Items stored from a collection
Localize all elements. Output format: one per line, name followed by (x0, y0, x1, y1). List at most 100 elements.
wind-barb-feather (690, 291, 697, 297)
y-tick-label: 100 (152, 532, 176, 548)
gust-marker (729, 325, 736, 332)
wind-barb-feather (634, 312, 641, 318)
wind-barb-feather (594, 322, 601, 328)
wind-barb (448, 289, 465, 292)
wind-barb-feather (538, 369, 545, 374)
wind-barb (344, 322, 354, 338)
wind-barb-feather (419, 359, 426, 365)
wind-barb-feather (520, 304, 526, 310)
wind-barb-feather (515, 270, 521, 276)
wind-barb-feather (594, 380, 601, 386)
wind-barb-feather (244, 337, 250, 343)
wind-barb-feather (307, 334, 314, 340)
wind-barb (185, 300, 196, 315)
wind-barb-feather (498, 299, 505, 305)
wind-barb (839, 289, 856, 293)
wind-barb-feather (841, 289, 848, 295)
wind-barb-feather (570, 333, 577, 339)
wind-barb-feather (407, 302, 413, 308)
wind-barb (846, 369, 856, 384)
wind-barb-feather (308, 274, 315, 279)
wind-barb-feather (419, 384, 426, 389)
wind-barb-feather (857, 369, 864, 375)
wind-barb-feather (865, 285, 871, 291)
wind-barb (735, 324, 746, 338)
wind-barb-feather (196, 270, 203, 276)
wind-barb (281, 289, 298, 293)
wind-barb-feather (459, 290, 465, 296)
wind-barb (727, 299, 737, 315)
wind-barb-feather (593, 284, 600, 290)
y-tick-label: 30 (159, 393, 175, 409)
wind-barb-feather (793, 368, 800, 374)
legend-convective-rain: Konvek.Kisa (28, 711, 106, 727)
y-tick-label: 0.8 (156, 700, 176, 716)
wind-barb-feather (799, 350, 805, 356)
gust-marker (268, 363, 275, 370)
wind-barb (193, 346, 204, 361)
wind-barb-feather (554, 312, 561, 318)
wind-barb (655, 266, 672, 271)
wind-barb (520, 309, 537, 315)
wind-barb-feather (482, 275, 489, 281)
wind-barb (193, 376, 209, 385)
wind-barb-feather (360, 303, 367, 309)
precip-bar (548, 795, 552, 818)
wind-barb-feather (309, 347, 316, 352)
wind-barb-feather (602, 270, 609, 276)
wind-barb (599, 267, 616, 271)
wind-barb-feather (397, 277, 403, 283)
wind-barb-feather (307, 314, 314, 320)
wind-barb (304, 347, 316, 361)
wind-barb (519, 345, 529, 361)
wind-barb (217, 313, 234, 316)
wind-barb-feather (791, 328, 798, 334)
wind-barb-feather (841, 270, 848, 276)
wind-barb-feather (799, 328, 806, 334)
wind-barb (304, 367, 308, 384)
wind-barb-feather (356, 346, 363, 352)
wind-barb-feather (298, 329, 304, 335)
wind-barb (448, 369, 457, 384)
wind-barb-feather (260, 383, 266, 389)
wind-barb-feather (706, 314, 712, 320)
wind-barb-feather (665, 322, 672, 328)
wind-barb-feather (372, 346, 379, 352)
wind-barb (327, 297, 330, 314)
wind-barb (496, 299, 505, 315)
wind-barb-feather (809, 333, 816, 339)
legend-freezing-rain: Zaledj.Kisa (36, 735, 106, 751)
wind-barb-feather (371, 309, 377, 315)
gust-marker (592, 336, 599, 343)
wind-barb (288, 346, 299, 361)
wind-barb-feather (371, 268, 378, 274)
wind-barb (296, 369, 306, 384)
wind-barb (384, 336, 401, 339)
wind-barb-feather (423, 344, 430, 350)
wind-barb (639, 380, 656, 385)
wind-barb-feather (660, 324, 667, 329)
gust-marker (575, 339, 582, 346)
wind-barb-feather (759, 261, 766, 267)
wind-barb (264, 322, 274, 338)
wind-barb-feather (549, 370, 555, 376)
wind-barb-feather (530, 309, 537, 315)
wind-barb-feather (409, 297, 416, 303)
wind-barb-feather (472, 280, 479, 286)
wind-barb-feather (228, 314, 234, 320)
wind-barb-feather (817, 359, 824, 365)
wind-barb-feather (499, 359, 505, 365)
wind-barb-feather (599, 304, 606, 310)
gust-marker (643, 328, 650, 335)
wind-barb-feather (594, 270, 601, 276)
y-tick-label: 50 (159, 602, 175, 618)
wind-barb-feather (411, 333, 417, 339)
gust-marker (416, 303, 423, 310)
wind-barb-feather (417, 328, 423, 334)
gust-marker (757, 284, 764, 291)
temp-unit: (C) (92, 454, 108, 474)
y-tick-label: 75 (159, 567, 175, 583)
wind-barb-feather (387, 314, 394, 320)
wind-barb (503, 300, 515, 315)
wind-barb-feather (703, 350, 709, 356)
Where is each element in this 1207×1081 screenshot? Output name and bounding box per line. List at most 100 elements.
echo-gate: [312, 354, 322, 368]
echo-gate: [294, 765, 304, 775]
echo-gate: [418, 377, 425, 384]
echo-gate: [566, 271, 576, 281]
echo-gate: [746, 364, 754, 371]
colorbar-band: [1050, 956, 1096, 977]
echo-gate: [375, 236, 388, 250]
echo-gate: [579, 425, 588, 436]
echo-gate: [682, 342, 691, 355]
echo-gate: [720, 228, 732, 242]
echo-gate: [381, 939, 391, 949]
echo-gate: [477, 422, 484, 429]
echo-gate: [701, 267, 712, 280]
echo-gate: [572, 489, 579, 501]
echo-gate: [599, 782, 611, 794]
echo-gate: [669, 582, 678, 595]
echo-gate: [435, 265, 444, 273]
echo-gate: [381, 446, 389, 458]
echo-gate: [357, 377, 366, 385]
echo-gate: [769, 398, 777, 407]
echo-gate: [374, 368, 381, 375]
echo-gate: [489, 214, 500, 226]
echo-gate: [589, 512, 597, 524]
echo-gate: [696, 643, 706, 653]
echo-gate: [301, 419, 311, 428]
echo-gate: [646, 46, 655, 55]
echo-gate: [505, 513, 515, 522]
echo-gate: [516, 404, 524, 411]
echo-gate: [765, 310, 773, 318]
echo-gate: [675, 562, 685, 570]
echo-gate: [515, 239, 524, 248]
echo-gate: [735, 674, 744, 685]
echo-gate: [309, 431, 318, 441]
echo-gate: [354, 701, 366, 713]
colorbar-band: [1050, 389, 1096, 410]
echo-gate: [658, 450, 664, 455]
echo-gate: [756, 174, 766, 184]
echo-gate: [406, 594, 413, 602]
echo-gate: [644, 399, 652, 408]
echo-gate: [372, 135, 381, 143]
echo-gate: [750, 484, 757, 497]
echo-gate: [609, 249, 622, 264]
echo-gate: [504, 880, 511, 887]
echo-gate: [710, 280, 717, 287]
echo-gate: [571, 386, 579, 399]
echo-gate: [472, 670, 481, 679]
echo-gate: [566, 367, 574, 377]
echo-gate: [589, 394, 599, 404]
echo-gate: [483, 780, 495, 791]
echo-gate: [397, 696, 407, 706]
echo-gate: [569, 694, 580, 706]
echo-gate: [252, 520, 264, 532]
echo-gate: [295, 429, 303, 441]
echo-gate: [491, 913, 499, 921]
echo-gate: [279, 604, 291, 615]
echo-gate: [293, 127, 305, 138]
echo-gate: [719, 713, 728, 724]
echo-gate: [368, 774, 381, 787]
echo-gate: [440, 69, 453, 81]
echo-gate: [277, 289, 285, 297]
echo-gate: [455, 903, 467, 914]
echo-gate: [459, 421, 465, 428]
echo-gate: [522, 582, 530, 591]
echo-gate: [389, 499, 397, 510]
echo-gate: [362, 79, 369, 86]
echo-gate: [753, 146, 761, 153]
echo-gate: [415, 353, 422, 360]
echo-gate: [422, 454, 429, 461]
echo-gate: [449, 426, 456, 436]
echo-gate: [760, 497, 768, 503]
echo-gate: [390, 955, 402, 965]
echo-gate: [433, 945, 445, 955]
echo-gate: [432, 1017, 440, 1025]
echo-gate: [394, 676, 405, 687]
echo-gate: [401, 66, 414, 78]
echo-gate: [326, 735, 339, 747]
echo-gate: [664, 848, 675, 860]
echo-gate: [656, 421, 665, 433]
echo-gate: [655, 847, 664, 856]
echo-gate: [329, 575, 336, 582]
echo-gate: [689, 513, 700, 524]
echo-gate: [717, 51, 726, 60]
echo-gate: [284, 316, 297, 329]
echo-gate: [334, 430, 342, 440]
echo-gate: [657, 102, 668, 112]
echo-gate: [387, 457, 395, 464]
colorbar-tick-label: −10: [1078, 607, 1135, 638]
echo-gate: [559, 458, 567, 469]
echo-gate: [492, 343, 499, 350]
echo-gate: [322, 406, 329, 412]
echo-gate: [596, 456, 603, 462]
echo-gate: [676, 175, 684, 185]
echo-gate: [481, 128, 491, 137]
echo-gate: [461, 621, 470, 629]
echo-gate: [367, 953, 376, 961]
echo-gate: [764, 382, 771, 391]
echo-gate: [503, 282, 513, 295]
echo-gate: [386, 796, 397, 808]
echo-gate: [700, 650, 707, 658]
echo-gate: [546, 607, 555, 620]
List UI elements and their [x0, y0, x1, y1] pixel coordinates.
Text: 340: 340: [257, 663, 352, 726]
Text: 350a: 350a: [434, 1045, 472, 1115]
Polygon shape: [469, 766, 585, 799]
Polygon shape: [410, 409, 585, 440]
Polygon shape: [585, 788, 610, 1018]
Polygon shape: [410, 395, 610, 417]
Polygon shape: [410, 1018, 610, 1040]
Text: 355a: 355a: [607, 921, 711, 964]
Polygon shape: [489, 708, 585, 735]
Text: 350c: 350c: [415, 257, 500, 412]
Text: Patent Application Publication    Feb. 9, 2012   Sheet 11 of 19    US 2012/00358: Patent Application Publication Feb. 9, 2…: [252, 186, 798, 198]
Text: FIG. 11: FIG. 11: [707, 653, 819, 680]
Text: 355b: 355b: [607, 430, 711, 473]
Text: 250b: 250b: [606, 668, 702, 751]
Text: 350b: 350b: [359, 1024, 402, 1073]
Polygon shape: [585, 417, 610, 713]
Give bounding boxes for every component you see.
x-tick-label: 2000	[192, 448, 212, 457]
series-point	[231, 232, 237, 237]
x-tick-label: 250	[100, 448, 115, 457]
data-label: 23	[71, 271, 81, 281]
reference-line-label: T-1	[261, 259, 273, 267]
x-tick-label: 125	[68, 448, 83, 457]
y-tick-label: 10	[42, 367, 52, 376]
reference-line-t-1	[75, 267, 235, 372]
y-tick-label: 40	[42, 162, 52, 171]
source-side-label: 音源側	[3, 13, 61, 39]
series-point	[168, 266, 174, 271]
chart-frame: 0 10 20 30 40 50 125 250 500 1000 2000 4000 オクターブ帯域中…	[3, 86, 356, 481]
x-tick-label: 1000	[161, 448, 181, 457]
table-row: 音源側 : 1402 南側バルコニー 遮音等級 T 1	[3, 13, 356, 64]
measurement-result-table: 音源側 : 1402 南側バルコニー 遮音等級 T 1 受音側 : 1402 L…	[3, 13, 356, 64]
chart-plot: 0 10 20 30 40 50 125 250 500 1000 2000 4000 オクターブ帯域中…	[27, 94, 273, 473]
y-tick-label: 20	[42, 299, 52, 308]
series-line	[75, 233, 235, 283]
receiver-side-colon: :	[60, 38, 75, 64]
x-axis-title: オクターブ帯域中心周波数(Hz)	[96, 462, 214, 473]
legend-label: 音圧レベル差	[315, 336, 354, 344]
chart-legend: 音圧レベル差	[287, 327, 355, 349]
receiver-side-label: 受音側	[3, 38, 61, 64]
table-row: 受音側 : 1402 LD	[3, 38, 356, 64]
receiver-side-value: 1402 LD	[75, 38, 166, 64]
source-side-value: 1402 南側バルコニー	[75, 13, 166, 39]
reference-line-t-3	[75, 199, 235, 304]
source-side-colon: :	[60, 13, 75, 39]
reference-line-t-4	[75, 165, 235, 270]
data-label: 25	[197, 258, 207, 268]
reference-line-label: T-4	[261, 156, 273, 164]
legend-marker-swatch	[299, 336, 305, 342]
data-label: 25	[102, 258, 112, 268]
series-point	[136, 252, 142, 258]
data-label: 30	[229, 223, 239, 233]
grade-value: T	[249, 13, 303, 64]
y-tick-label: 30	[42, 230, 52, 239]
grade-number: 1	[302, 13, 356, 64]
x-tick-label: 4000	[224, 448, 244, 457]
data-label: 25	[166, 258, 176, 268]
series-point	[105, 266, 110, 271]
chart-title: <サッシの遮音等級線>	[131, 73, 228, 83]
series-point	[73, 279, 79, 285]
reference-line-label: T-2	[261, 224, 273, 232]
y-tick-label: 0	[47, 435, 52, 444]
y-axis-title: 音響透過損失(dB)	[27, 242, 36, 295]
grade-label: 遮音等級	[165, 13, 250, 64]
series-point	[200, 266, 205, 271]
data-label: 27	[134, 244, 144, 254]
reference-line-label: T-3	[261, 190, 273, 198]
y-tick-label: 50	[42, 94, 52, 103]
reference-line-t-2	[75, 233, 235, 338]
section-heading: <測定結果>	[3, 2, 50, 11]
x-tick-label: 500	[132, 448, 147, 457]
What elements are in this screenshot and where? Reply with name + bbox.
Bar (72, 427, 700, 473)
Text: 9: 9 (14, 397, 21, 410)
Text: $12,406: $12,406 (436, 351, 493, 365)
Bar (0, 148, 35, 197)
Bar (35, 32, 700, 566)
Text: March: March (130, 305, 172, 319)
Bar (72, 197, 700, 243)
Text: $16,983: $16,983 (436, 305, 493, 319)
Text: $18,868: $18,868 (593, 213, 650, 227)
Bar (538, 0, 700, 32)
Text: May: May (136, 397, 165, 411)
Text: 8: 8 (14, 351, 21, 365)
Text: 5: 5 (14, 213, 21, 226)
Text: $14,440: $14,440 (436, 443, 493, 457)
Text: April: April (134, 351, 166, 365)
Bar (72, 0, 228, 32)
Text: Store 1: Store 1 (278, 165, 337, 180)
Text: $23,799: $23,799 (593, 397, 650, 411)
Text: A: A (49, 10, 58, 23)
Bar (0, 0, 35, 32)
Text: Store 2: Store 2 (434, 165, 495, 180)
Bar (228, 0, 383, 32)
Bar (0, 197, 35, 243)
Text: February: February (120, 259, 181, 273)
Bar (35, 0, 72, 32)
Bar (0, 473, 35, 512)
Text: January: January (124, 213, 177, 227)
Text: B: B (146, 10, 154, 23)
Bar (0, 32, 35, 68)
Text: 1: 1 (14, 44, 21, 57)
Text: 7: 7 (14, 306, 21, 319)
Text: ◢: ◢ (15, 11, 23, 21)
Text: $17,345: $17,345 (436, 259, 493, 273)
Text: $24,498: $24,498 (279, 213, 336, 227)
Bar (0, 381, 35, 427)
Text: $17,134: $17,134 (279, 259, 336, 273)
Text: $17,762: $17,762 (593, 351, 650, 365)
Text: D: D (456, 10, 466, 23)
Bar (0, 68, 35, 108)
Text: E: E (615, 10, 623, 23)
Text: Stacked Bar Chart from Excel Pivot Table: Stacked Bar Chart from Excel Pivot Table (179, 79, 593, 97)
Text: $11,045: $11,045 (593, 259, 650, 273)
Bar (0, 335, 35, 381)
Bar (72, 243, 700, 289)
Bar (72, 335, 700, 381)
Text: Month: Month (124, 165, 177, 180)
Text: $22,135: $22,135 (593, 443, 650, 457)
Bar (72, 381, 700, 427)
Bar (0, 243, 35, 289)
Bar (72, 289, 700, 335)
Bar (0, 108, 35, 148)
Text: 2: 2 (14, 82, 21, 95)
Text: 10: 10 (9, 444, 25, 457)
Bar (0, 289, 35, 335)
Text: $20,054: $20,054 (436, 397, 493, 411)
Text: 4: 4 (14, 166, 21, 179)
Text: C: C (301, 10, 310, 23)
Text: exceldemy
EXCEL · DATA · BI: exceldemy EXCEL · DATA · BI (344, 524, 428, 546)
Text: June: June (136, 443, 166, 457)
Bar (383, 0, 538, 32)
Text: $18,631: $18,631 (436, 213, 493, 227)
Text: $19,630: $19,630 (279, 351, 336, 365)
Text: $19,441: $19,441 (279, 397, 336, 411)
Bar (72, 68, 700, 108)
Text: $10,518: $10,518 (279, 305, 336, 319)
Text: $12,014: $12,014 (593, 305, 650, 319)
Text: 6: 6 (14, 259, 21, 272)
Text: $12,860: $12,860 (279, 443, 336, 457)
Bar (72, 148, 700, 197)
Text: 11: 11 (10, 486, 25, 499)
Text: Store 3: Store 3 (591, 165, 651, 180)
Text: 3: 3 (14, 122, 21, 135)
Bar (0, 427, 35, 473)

# CHALLENGE:
Reproduce without any change the lines above, running from the first line through the line containing "wind-barb-feather (857, 369, 864, 375)", with both of those lines included.

# EXPECTED ANSWER:
Localize all elements. Output format: one per line, name followed by (x0, y0, x1, y1). List at most 100 elements.
wind-barb-feather (690, 291, 697, 297)
y-tick-label: 100 (152, 532, 176, 548)
gust-marker (729, 325, 736, 332)
wind-barb-feather (634, 312, 641, 318)
wind-barb-feather (594, 322, 601, 328)
wind-barb (448, 289, 465, 292)
wind-barb-feather (538, 369, 545, 374)
wind-barb (344, 322, 354, 338)
wind-barb-feather (419, 359, 426, 365)
wind-barb-feather (520, 304, 526, 310)
wind-barb-feather (515, 270, 521, 276)
wind-barb-feather (594, 380, 601, 386)
wind-barb-feather (244, 337, 250, 343)
wind-barb-feather (307, 334, 314, 340)
wind-barb (185, 300, 196, 315)
wind-barb-feather (498, 299, 505, 305)
wind-barb (839, 289, 856, 293)
wind-barb-feather (841, 289, 848, 295)
wind-barb-feather (570, 333, 577, 339)
wind-barb-feather (407, 302, 413, 308)
wind-barb (846, 369, 856, 384)
wind-barb-feather (308, 274, 315, 279)
wind-barb-feather (419, 384, 426, 389)
wind-barb-feather (857, 369, 864, 375)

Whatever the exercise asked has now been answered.